** START **
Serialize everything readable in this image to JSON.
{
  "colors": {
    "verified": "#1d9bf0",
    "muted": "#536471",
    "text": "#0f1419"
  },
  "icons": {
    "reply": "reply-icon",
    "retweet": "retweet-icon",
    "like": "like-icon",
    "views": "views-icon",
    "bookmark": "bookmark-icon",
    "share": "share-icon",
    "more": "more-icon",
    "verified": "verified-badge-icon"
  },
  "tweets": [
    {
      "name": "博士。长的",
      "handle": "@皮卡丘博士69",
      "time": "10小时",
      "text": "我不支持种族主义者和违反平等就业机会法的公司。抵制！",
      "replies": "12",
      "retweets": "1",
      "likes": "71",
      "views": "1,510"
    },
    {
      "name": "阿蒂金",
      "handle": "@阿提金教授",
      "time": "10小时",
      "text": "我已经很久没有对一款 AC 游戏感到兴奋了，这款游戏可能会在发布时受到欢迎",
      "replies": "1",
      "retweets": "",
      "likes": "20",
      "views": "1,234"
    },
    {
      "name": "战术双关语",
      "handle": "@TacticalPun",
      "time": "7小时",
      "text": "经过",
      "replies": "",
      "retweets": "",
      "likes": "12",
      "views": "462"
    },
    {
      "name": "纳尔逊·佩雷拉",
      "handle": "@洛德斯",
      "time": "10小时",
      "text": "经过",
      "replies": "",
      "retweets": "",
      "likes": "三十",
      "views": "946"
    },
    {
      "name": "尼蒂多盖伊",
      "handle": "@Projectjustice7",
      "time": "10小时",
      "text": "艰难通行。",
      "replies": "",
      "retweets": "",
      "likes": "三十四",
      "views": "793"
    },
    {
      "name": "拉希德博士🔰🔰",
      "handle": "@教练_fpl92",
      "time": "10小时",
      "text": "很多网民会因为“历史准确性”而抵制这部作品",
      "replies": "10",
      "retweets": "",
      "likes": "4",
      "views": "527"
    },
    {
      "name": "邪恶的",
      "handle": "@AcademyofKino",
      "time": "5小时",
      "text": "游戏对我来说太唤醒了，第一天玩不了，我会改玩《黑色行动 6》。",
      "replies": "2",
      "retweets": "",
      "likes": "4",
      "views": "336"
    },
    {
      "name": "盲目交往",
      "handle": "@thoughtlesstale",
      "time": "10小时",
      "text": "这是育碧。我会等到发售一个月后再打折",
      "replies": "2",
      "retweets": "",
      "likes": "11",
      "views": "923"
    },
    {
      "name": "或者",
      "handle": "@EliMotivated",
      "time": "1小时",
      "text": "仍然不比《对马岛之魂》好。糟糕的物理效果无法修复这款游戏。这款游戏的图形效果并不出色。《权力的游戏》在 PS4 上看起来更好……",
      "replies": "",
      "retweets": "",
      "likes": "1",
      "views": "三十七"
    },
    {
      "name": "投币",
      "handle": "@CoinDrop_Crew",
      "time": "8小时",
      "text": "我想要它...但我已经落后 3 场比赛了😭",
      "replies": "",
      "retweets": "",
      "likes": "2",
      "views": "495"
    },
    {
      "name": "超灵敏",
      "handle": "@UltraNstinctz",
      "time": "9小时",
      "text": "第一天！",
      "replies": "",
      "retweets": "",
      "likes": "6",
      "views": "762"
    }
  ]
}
** END **
Set task: Send back every record, precisely as written.

The solution:
Serialize everything readable in this image to JSON.
{
  "colors": {
    "verified": "#1d9bf0",
    "muted": "#536471",
    "text": "#0f1419"
  },
  "icons": {
    "reply": "reply-icon",
    "retweet": "retweet-icon",
    "like": "like-icon",
    "views": "views-icon",
    "bookmark": "bookmark-icon",
    "share": "share-icon",
    "more": "more-icon",
    "verified": "verified-badge-icon"
  },
  "tweets": [
    {
      "name": "博士。长的",
      "handle": "@皮卡丘博士69",
      "time": "10小时",
      "text": "我不支持种族主义者和违反平等就业机会法的公司。抵制！",
      "replies": "12",
      "retweets": "1",
      "likes": "71",
      "views": "1,510"
    },
    {
      "name": "阿蒂金",
      "handle": "@阿提金教授",
      "time": "10小时",
      "text": "我已经很久没有对一款 AC 游戏感到兴奋了，这款游戏可能会在发布时受到欢迎",
      "replies": "1",
      "retweets": "",
      "likes": "20",
      "views": "1,234"
    },
    {
      "name": "战术双关语",
      "handle": "@TacticalPun",
      "time": "7小时",
      "text": "经过",
      "replies": "",
      "retweets": "",
      "likes": "12",
      "views": "462"
    },
    {
      "name": "纳尔逊·佩雷拉",
      "handle": "@洛德斯",
      "time": "10小时",
      "text": "经过",
      "replies": "",
      "retweets": "",
      "likes": "三十",
      "views": "946"
    },
    {
      "name": "尼蒂多盖伊",
      "handle": "@Projectjustice7",
      "time": "10小时",
      "text": "艰难通行。",
      "replies": "",
      "retweets": "",
      "likes": "三十四",
      "views": "793"
    },
    {
      "name": "拉希德博士🔰🔰",
      "handle": "@教练_fpl92",
      "time": "10小时",
      "text": "很多网民会因为“历史准确性”而抵制这部作品",
      "replies": "10",
      "retweets": "",
      "likes": "4",
      "views": "527"
    },
    {
      "name": "邪恶的",
      "handle": "@AcademyofKino",
      "time": "5小时",
      "text": "游戏对我来说太唤醒了，第一天玩不了，我会改玩《黑色行动 6》。",
      "replies": "2",
      "retweets": "",
      "likes": "4",
      "views": "336"
    },
    {
      "name": "盲目交往",
      "handle": "@thoughtlesstale",
      "time": "10小时",
      "text": "这是育碧。我会等到发售一个月后再打折",
      "replies": "2",
      "retweets": "",
      "likes": "11",
      "views": "923"
    },
    {
      "name": "或者",
      "handle": "@EliMotivated",
      "time": "1小时",
      "text": "仍然不比《对马岛之魂》好。糟糕的物理效果无法修复这款游戏。这款游戏的图形效果并不出色。《权力的游戏》在 PS4 上看起来更好……",
      "replies": "",
      "retweets": "",
      "likes": "1",
      "views": "三十七"
    },
    {
      "name": "投币",
      "handle": "@CoinDrop_Crew",
      "time": "8小时",
      "text": "我想要它...但我已经落后 3 场比赛了😭",
      "replies": "",
      "retweets": "",
      "likes": "2",
      "views": "495"
    },
    {
      "name": "超灵敏",
      "handle": "@UltraNstinctz",
      "time": "9小时",
      "text": "第一天！",
      "replies": "",
      "retweets": "",
      "likes": "6",
      "views": "762"
    }
  ]
}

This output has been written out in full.